**Brief**
Print the records again, character for character.

**Records shown**
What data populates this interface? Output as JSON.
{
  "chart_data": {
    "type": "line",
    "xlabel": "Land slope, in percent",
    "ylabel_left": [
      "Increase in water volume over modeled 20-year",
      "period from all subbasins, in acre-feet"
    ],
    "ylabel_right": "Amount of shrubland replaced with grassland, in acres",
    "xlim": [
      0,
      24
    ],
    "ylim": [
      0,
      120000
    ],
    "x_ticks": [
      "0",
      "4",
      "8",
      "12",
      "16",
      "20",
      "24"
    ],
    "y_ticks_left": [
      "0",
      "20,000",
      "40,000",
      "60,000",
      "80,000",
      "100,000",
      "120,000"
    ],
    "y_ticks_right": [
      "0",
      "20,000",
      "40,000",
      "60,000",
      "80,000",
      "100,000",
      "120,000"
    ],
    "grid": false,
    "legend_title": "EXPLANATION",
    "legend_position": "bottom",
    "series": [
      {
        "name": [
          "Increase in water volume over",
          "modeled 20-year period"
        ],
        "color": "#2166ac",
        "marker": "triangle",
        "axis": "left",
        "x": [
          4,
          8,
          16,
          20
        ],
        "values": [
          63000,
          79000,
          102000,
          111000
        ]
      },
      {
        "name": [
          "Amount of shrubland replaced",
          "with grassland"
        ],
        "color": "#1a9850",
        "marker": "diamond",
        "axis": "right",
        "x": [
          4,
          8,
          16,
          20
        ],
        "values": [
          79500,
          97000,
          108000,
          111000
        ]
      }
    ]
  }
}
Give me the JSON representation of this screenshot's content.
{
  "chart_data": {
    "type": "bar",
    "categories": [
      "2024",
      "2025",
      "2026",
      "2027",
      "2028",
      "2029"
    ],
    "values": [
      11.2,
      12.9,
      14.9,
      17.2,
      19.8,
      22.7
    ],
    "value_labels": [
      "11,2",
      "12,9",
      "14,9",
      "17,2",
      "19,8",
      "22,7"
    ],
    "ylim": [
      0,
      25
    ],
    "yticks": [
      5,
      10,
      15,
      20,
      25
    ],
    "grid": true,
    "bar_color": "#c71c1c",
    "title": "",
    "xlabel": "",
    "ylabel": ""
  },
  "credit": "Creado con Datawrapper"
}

**Final result**
What data populates this interface? Output as JSON.
{
  "chart_data": {
    "type": "line",
    "xlabel": "Land slope, in percent",
    "ylabel_left": [
      "Increase in water volume over modeled 20-year",
      "period from all subbasins, in acre-feet"
    ],
    "ylabel_right": "Amount of shrubland replaced with grassland, in acres",
    "xlim": [
      0,
      24
    ],
    "ylim": [
      0,
      120000
    ],
    "x_ticks": [
      "0",
      "4",
      "8",
      "12",
      "16",
      "20",
      "24"
    ],
    "y_ticks_left": [
      "0",
      "20,000",
      "40,000",
      "60,000",
      "80,000",
      "100,000",
      "120,000"
    ],
    "y_ticks_right": [
      "0",
      "20,000",
      "40,000",
      "60,000",
      "80,000",
      "100,000",
      "120,000"
    ],
    "grid": false,
    "legend_title": "EXPLANATION",
    "legend_position": "bottom",
    "series": [
      {
        "name": [
          "Increase in water volume over",
          "modeled 20-year period"
        ],
        "color": "#2166ac",
        "marker": "triangle",
        "axis": "left",
        "x": [
          4,
          8,
          16,
          20
        ],
        "values": [
          63000,
          79000,
          102000,
          111000
        ]
      },
      {
        "name": [
          "Amount of shrubland replaced",
          "with grassland"
        ],
        "color": "#1a9850",
        "marker": "diamond",
        "axis": "right",
        "x": [
          4,
          8,
          16,
          20
        ],
        "values": [
          79500,
          97000,
          108000,
          111000
        ]
      }
    ]
  }
}
Give me the JSON representation of this screenshot's content.
{
  "chart_data": {
    "type": "bar",
    "categories": [
      "2024",
      "2025",
      "2026",
      "2027",
      "2028",
      "2029"
    ],
    "values": [
      11.2,
      12.9,
      14.9,
      17.2,
      19.8,
      22.7
    ],
    "value_labels": [
      "11,2",
      "12,9",
      "14,9",
      "17,2",
      "19,8",
      "22,7"
    ],
    "ylim": [
      0,
      25
    ],
    "yticks": [
      5,
      10,
      15,
      20,
      25
    ],
    "grid": true,
    "bar_color": "#c71c1c",
    "title": "",
    "xlabel": "",
    "ylabel": ""
  },
  "credit": "Creado con Datawrapper"
}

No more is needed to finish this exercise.